Objective: Omit the images, then print each record below exactly as it reads.

Entries with figure data:

#####

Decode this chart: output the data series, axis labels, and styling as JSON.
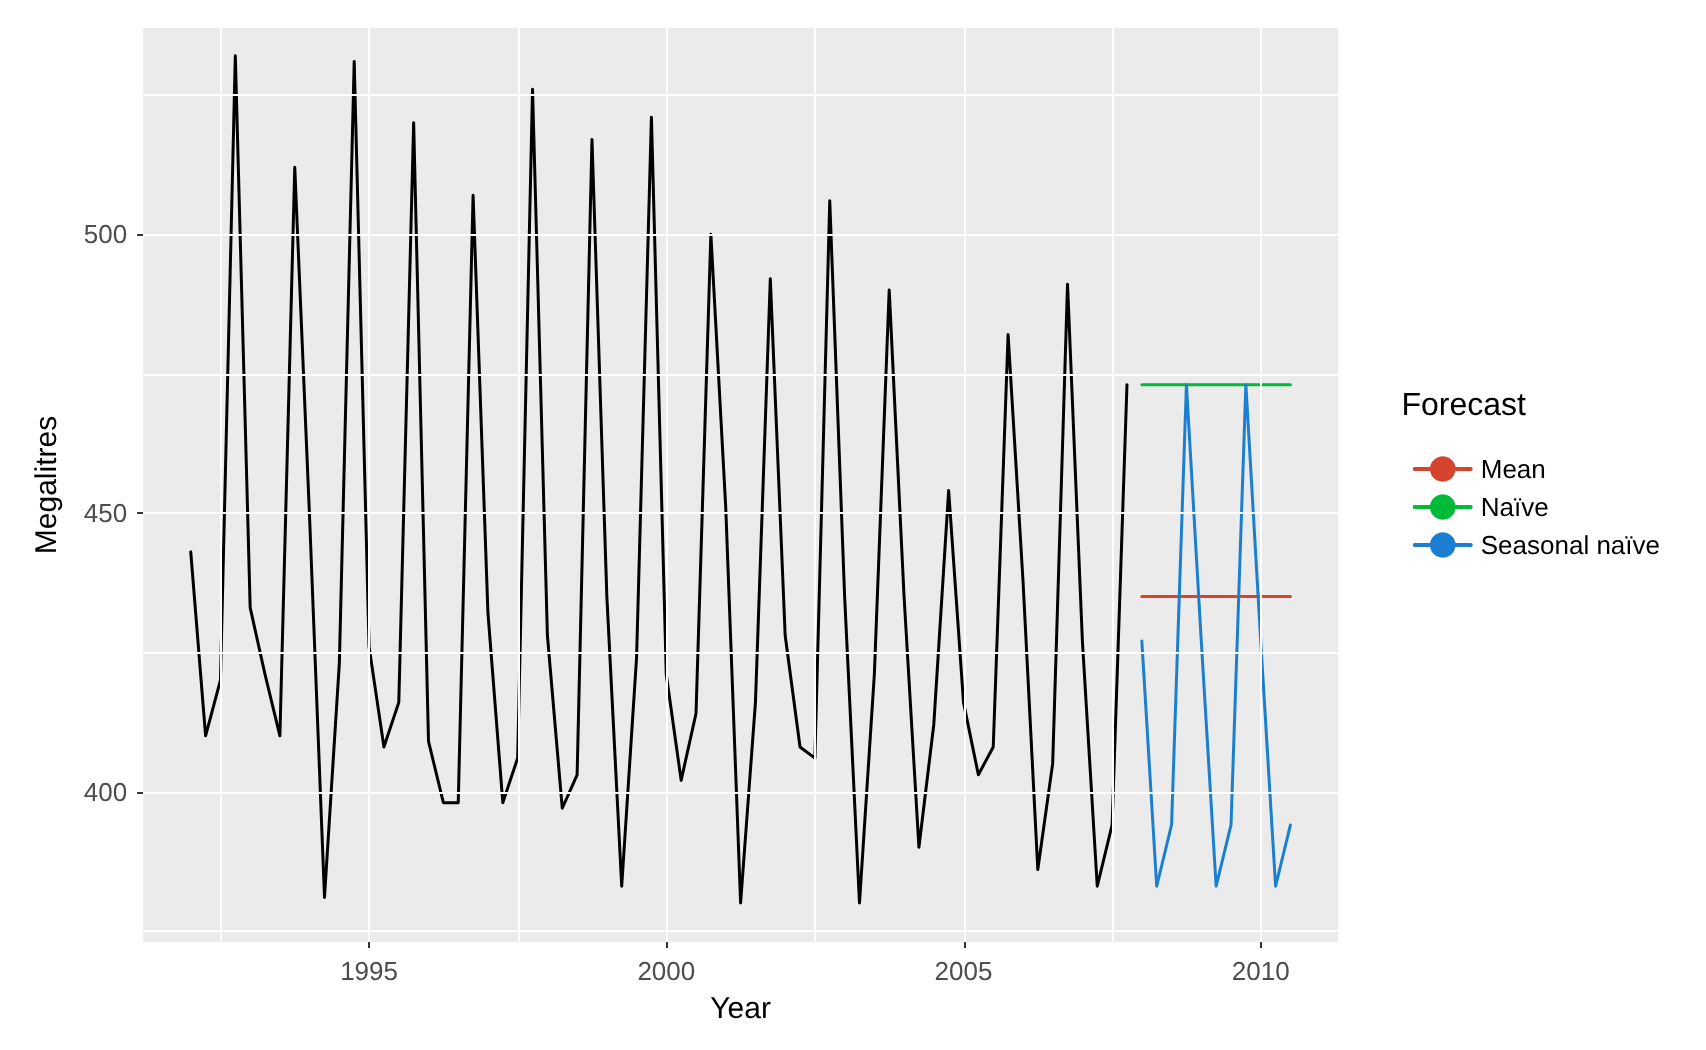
{
  "chart_data": {
    "type": "line",
    "xlabel": "Year",
    "ylabel": "Megalitres",
    "legend_title": "Forecast",
    "legend": "right",
    "grid": true,
    "marker": "none",
    "line_style": "solid",
    "xlim": [
      1991.2,
      2011.3
    ],
    "xticks": [
      {
        "value": 1992.5,
        "label": null
      },
      1995,
      {
        "value": 1997.5,
        "label": null
      },
      2000,
      {
        "value": 2002.5,
        "label": null
      },
      2005,
      {
        "value": 2007.5,
        "label": null
      },
      2010
    ],
    "ylim": [
      373,
      537
    ],
    "yticks": [
      {
        "value": 375,
        "label": null
      },
      400,
      {
        "value": 425,
        "label": null
      },
      450,
      {
        "value": 475,
        "label": null
      },
      500,
      {
        "value": 525,
        "label": null
      }
    ],
    "series": [
      {
        "color": "#000000",
        "x": [
          1992,
          1992.25,
          1992.5,
          1992.75,
          1993,
          1993.25,
          1993.5,
          1993.75,
          1994,
          1994.25,
          1994.5,
          1994.75,
          1995,
          1995.25,
          1995.5,
          1995.75,
          1996,
          1996.25,
          1996.5,
          1996.75,
          1997,
          1997.25,
          1997.5,
          1997.75,
          1998,
          1998.25,
          1998.5,
          1998.75,
          1999,
          1999.25,
          1999.5,
          1999.75,
          2000,
          2000.25,
          2000.5,
          2000.75,
          2001,
          2001.25,
          2001.5,
          2001.75,
          2002,
          2002.25,
          2002.5,
          2002.75,
          2003,
          2003.25,
          2003.5,
          2003.75,
          2004,
          2004.25,
          2004.5,
          2004.75,
          2005,
          2005.25,
          2005.5,
          2005.75,
          2006,
          2006.25,
          2006.5,
          2006.75,
          2007,
          2007.25,
          2007.5,
          2007.75
        ],
        "values": [
          443,
          410,
          420,
          532,
          433,
          421,
          410,
          512,
          449,
          381,
          423,
          531,
          426,
          408,
          416,
          520,
          409,
          398,
          398,
          507,
          432,
          398,
          406,
          526,
          428,
          397,
          403,
          517,
          435,
          383,
          424,
          521,
          421,
          402,
          414,
          500,
          451,
          380,
          416,
          492,
          428,
          408,
          406,
          506,
          435,
          380,
          421,
          490,
          435,
          390,
          412,
          454,
          416,
          403,
          408,
          482,
          438,
          386,
          405,
          491,
          427,
          383,
          394,
          473
        ]
      },
      {
        "name": "Mean",
        "color": "#d7442e",
        "x": [
          2008,
          2008.25,
          2008.5,
          2008.75,
          2009,
          2009.25,
          2009.5,
          2009.75,
          2010,
          2010.25,
          2010.5
        ],
        "values": [
          435,
          435,
          435,
          435,
          435,
          435,
          435,
          435,
          435,
          435,
          435
        ]
      },
      {
        "name": "Naïve",
        "color": "#00ba38",
        "x": [
          2008,
          2008.25,
          2008.5,
          2008.75,
          2009,
          2009.25,
          2009.5,
          2009.75,
          2010,
          2010.25,
          2010.5
        ],
        "values": [
          473,
          473,
          473,
          473,
          473,
          473,
          473,
          473,
          473,
          473,
          473
        ]
      },
      {
        "name": "Seasonal naïve",
        "color": "#1b7fd1",
        "x": [
          2008,
          2008.25,
          2008.5,
          2008.75,
          2009,
          2009.25,
          2009.5,
          2009.75,
          2010,
          2010.25,
          2010.5
        ],
        "values": [
          427,
          383,
          394,
          473,
          427,
          383,
          394,
          473,
          427,
          383,
          394
        ]
      }
    ]
  }
}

#####

Solution:
Decode this chart: output the data series, axis labels, and styling as JSON.
{
  "chart_data": {
    "type": "line",
    "xlabel": "Year",
    "ylabel": "Megalitres",
    "legend_title": "Forecast",
    "legend": "right",
    "grid": true,
    "marker": "none",
    "line_style": "solid",
    "xlim": [
      1991.2,
      2011.3
    ],
    "xticks": [
      {
        "value": 1992.5,
        "label": null
      },
      1995,
      {
        "value": 1997.5,
        "label": null
      },
      2000,
      {
        "value": 2002.5,
        "label": null
      },
      2005,
      {
        "value": 2007.5,
        "label": null
      },
      2010
    ],
    "ylim": [
      373,
      537
    ],
    "yticks": [
      {
        "value": 375,
        "label": null
      },
      400,
      {
        "value": 425,
        "label": null
      },
      450,
      {
        "value": 475,
        "label": null
      },
      500,
      {
        "value": 525,
        "label": null
      }
    ],
    "series": [
      {
        "color": "#000000",
        "x": [
          1992,
          1992.25,
          1992.5,
          1992.75,
          1993,
          1993.25,
          1993.5,
          1993.75,
          1994,
          1994.25,
          1994.5,
          1994.75,
          1995,
          1995.25,
          1995.5,
          1995.75,
          1996,
          1996.25,
          1996.5,
          1996.75,
          1997,
          1997.25,
          1997.5,
          1997.75,
          1998,
          1998.25,
          1998.5,
          1998.75,
          1999,
          1999.25,
          1999.5,
          1999.75,
          2000,
          2000.25,
          2000.5,
          2000.75,
          2001,
          2001.25,
          2001.5,
          2001.75,
          2002,
          2002.25,
          2002.5,
          2002.75,
          2003,
          2003.25,
          2003.5,
          2003.75,
          2004,
          2004.25,
          2004.5,
          2004.75,
          2005,
          2005.25,
          2005.5,
          2005.75,
          2006,
          2006.25,
          2006.5,
          2006.75,
          2007,
          2007.25,
          2007.5,
          2007.75
        ],
        "values": [
          443,
          410,
          420,
          532,
          433,
          421,
          410,
          512,
          449,
          381,
          423,
          531,
          426,
          408,
          416,
          520,
          409,
          398,
          398,
          507,
          432,
          398,
          406,
          526,
          428,
          397,
          403,
          517,
          435,
          383,
          424,
          521,
          421,
          402,
          414,
          500,
          451,
          380,
          416,
          492,
          428,
          408,
          406,
          506,
          435,
          380,
          421,
          490,
          435,
          390,
          412,
          454,
          416,
          403,
          408,
          482,
          438,
          386,
          405,
          491,
          427,
          383,
          394,
          473
        ]
      },
      {
        "name": "Mean",
        "color": "#d7442e",
        "x": [
          2008,
          2008.25,
          2008.5,
          2008.75,
          2009,
          2009.25,
          2009.5,
          2009.75,
          2010,
          2010.25,
          2010.5
        ],
        "values": [
          435,
          435,
          435,
          435,
          435,
          435,
          435,
          435,
          435,
          435,
          435
        ]
      },
      {
        "name": "Naïve",
        "color": "#00ba38",
        "x": [
          2008,
          2008.25,
          2008.5,
          2008.75,
          2009,
          2009.25,
          2009.5,
          2009.75,
          2010,
          2010.25,
          2010.5
        ],
        "values": [
          473,
          473,
          473,
          473,
          473,
          473,
          473,
          473,
          473,
          473,
          473
        ]
      },
      {
        "name": "Seasonal naïve",
        "color": "#1b7fd1",
        "x": [
          2008,
          2008.25,
          2008.5,
          2008.75,
          2009,
          2009.25,
          2009.5,
          2009.75,
          2010,
          2010.25,
          2010.5
        ],
        "values": [
          427,
          383,
          394,
          473,
          427,
          383,
          394,
          473,
          427,
          383,
          394
        ]
      }
    ]
  }
}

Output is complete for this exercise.